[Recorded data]
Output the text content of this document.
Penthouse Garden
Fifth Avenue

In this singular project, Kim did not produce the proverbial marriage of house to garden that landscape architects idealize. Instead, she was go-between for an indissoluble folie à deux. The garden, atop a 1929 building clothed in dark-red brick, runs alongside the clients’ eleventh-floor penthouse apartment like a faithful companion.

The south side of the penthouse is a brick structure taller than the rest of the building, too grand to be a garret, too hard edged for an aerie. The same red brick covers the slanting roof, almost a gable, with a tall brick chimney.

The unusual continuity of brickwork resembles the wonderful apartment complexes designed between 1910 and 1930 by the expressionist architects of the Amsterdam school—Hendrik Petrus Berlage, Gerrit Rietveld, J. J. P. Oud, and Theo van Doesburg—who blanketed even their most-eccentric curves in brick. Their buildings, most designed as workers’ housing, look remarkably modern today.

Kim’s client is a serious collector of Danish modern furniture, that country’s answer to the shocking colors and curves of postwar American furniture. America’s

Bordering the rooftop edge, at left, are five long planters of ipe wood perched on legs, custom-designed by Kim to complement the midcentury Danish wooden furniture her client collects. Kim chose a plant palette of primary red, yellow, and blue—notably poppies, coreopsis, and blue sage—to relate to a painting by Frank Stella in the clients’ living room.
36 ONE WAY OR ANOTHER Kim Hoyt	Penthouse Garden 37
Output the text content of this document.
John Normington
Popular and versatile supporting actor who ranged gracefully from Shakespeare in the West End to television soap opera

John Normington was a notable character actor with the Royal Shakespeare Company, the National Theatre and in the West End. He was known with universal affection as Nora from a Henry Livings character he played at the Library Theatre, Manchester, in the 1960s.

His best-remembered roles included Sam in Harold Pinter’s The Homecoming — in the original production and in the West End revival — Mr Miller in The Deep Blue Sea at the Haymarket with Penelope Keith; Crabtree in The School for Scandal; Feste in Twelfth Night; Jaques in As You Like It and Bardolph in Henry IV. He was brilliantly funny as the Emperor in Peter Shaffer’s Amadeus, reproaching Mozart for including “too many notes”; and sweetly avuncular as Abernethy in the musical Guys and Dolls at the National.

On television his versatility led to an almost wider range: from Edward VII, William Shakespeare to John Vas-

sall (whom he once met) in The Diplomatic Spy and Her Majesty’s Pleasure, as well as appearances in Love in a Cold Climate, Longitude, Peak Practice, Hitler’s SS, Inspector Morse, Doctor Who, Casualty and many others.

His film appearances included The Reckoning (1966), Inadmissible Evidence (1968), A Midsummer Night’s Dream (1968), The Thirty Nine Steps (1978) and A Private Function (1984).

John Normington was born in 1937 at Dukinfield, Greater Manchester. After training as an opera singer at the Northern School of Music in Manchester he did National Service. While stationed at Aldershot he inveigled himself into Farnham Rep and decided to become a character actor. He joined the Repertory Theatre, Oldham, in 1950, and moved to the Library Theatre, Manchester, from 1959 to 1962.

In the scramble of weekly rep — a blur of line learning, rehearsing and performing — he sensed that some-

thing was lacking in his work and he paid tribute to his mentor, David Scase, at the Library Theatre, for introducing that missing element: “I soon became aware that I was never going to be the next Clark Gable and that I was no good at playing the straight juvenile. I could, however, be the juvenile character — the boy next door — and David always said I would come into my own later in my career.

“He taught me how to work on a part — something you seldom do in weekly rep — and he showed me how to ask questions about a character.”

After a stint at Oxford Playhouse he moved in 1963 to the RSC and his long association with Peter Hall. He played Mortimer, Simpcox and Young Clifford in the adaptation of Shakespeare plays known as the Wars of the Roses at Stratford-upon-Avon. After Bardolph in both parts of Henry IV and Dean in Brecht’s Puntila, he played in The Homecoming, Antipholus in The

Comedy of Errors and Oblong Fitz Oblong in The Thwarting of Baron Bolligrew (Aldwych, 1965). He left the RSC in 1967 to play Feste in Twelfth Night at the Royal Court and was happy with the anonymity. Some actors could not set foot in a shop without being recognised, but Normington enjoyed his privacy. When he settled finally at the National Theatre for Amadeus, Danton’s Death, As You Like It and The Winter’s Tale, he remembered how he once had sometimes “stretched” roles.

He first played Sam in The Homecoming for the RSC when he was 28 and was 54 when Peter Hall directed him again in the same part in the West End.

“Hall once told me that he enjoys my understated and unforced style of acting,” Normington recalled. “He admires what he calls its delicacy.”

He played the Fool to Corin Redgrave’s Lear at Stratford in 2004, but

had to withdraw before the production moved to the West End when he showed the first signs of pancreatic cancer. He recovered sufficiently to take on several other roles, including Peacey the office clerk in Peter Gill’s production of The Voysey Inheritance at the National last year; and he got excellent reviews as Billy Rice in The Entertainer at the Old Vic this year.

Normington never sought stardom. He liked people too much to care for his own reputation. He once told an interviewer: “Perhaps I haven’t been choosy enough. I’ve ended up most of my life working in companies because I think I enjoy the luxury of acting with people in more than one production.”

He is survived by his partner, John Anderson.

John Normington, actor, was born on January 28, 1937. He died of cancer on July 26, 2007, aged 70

• TASK DIRECTIONS:
Transcribe every entry exactly.

• OUTPUT OF THE TASK:
Output the text content of this document.
Penthouse Garden
Fifth Avenue

In this singular project, Kim did not produce the proverbial marriage of house to garden that landscape architects idealize. Instead, she was go-between for an indissoluble folie à deux. The garden, atop a 1929 building clothed in dark-red brick, runs alongside the clients’ eleventh-floor penthouse apartment like a faithful companion.

The south side of the penthouse is a brick structure taller than the rest of the building, too grand to be a garret, too hard edged for an aerie. The same red brick covers the slanting roof, almost a gable, with a tall brick chimney.

The unusual continuity of brickwork resembles the wonderful apartment complexes designed between 1910 and 1930 by the expressionist architects of the Amsterdam school—Hendrik Petrus Berlage, Gerrit Rietveld, J. J. P. Oud, and Theo van Doesburg—who blanketed even their most-eccentric curves in brick. Their buildings, most designed as workers’ housing, look remarkably modern today.

Kim’s client is a serious collector of Danish modern furniture, that country’s answer to the shocking colors and curves of postwar American furniture. America’s

Bordering the rooftop edge, at left, are five long planters of ipe wood perched on legs, custom-designed by Kim to complement the midcentury Danish wooden furniture her client collects. Kim chose a plant palette of primary red, yellow, and blue—notably poppies, coreopsis, and blue sage—to relate to a painting by Frank Stella in the clients’ living room.
36 ONE WAY OR ANOTHER Kim Hoyt	Penthouse Garden 37
Output the text content of this document.
John Normington
Popular and versatile supporting actor who ranged gracefully from Shakespeare in the West End to television soap opera

John Normington was a notable character actor with the Royal Shakespeare Company, the National Theatre and in the West End. He was known with universal affection as Nora from a Henry Livings character he played at the Library Theatre, Manchester, in the 1960s.

His best-remembered roles included Sam in Harold Pinter’s The Homecoming — in the original production and in the West End revival — Mr Miller in The Deep Blue Sea at the Haymarket with Penelope Keith; Crabtree in The School for Scandal; Feste in Twelfth Night; Jaques in As You Like It and Bardolph in Henry IV. He was brilliantly funny as the Emperor in Peter Shaffer’s Amadeus, reproaching Mozart for including “too many notes”; and sweetly avuncular as Abernethy in the musical Guys and Dolls at the National.

On television his versatility led to an almost wider range: from Edward VII, William Shakespeare to John Vas-

sall (whom he once met) in The Diplomatic Spy and Her Majesty’s Pleasure, as well as appearances in Love in a Cold Climate, Longitude, Peak Practice, Hitler’s SS, Inspector Morse, Doctor Who, Casualty and many others.

His film appearances included The Reckoning (1966), Inadmissible Evidence (1968), A Midsummer Night’s Dream (1968), The Thirty Nine Steps (1978) and A Private Function (1984).

John Normington was born in 1937 at Dukinfield, Greater Manchester. After training as an opera singer at the Northern School of Music in Manchester he did National Service. While stationed at Aldershot he inveigled himself into Farnham Rep and decided to become a character actor. He joined the Repertory Theatre, Oldham, in 1950, and moved to the Library Theatre, Manchester, from 1959 to 1962.

In the scramble of weekly rep — a blur of line learning, rehearsing and performing — he sensed that some-

thing was lacking in his work and he paid tribute to his mentor, David Scase, at the Library Theatre, for introducing that missing element: “I soon became aware that I was never going to be the next Clark Gable and that I was no good at playing the straight juvenile. I could, however, be the juvenile character — the boy next door — and David always said I would come into my own later in my career.

“He taught me how to work on a part — something you seldom do in weekly rep — and he showed me how to ask questions about a character.”

After a stint at Oxford Playhouse he moved in 1963 to the RSC and his long association with Peter Hall. He played Mortimer, Simpcox and Young Clifford in the adaptation of Shakespeare plays known as the Wars of the Roses at Stratford-upon-Avon. After Bardolph in both parts of Henry IV and Dean in Brecht’s Puntila, he played in The Homecoming, Antipholus in The

Comedy of Errors and Oblong Fitz Oblong in The Thwarting of Baron Bolligrew (Aldwych, 1965). He left the RSC in 1967 to play Feste in Twelfth Night at the Royal Court and was happy with the anonymity. Some actors could not set foot in a shop without being recognised, but Normington enjoyed his privacy. When he settled finally at the National Theatre for Amadeus, Danton’s Death, As You Like It and The Winter’s Tale, he remembered how he once had sometimes “stretched” roles.

He first played Sam in The Homecoming for the RSC when he was 28 and was 54 when Peter Hall directed him again in the same part in the West End.

“Hall once told me that he enjoys my understated and unforced style of acting,” Normington recalled. “He admires what he calls its delicacy.”

He played the Fool to Corin Redgrave’s Lear at Stratford in 2004, but

had to withdraw before the production moved to the West End when he showed the first signs of pancreatic cancer. He recovered sufficiently to take on several other roles, including Peacey the office clerk in Peter Gill’s production of The Voysey Inheritance at the National last year; and he got excellent reviews as Billy Rice in The Entertainer at the Old Vic this year.

Normington never sought stardom. He liked people too much to care for his own reputation. He once told an interviewer: “Perhaps I haven’t been choosy enough. I’ve ended up most of my life working in companies because I think I enjoy the luxury of acting with people in more than one production.”

He is survived by his partner, John Anderson.

John Normington, actor, was born on January 28, 1937. He died of cancer on July 26, 2007, aged 70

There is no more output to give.